| YOUR OBJECTIVE |
Lines before the one containing "Decode this image" are excluded. Repeat that line and every line after it, exactly.

| PROVIDED ENTRIES |
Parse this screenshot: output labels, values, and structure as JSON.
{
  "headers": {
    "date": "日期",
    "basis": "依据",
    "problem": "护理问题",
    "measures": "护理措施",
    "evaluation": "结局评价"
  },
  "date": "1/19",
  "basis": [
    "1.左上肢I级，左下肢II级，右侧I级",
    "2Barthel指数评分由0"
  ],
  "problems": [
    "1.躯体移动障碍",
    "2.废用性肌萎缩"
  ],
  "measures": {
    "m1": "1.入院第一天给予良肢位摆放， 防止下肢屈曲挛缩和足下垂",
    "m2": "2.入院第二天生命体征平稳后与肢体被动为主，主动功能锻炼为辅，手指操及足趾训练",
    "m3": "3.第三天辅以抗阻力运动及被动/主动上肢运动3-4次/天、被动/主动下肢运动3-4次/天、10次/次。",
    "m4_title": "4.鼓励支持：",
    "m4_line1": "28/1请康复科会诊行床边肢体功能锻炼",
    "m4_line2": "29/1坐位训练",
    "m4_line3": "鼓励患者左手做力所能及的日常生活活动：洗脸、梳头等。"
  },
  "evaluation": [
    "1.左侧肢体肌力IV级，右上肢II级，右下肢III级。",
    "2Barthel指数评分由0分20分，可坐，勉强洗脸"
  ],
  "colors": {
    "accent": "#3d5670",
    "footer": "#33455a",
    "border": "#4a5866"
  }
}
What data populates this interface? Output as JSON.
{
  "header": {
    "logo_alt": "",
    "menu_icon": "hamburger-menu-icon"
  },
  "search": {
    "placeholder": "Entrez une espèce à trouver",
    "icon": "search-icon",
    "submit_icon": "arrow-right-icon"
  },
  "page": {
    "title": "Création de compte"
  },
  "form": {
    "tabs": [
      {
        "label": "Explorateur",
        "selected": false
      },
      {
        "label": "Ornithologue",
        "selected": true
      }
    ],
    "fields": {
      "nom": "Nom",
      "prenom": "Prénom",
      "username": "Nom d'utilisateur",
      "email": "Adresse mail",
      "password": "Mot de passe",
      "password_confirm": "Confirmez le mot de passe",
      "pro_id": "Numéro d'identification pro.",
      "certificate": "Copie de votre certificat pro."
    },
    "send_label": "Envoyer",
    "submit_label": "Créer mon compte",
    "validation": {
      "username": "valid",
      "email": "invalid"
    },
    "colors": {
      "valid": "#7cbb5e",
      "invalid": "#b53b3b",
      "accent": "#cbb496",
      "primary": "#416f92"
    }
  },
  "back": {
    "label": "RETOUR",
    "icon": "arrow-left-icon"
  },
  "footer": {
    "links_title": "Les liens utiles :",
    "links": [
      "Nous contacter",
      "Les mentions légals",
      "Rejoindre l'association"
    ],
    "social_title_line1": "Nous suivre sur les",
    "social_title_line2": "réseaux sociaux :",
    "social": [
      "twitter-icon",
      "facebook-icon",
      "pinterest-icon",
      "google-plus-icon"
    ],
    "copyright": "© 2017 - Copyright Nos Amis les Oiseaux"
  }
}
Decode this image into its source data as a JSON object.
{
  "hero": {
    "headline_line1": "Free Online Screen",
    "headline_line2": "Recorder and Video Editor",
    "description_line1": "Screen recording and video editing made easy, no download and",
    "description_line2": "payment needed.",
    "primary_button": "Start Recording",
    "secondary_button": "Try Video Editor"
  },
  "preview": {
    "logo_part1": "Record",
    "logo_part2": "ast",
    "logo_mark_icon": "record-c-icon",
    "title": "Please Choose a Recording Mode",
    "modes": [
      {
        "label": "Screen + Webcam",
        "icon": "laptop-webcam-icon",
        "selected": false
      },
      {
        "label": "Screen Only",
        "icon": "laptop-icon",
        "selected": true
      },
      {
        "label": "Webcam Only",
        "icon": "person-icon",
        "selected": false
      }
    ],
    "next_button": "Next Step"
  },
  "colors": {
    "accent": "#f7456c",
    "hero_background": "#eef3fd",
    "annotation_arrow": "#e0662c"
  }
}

| EXERCISE OUTPUT |
Decode this image into its source data as a JSON object.
{
  "hero": {
    "headline_line1": "Free Online Screen",
    "headline_line2": "Recorder and Video Editor",
    "description_line1": "Screen recording and video editing made easy, no download and",
    "description_line2": "payment needed.",
    "primary_button": "Start Recording",
    "secondary_button": "Try Video Editor"
  },
  "preview": {
    "logo_part1": "Record",
    "logo_part2": "ast",
    "logo_mark_icon": "record-c-icon",
    "title": "Please Choose a Recording Mode",
    "modes": [
      {
        "label": "Screen + Webcam",
        "icon": "laptop-webcam-icon",
        "selected": false
      },
      {
        "label": "Screen Only",
        "icon": "laptop-icon",
        "selected": true
      },
      {
        "label": "Webcam Only",
        "icon": "person-icon",
        "selected": false
      }
    ],
    "next_button": "Next Step"
  },
  "colors": {
    "accent": "#f7456c",
    "hero_background": "#eef3fd",
    "annotation_arrow": "#e0662c"
  }
}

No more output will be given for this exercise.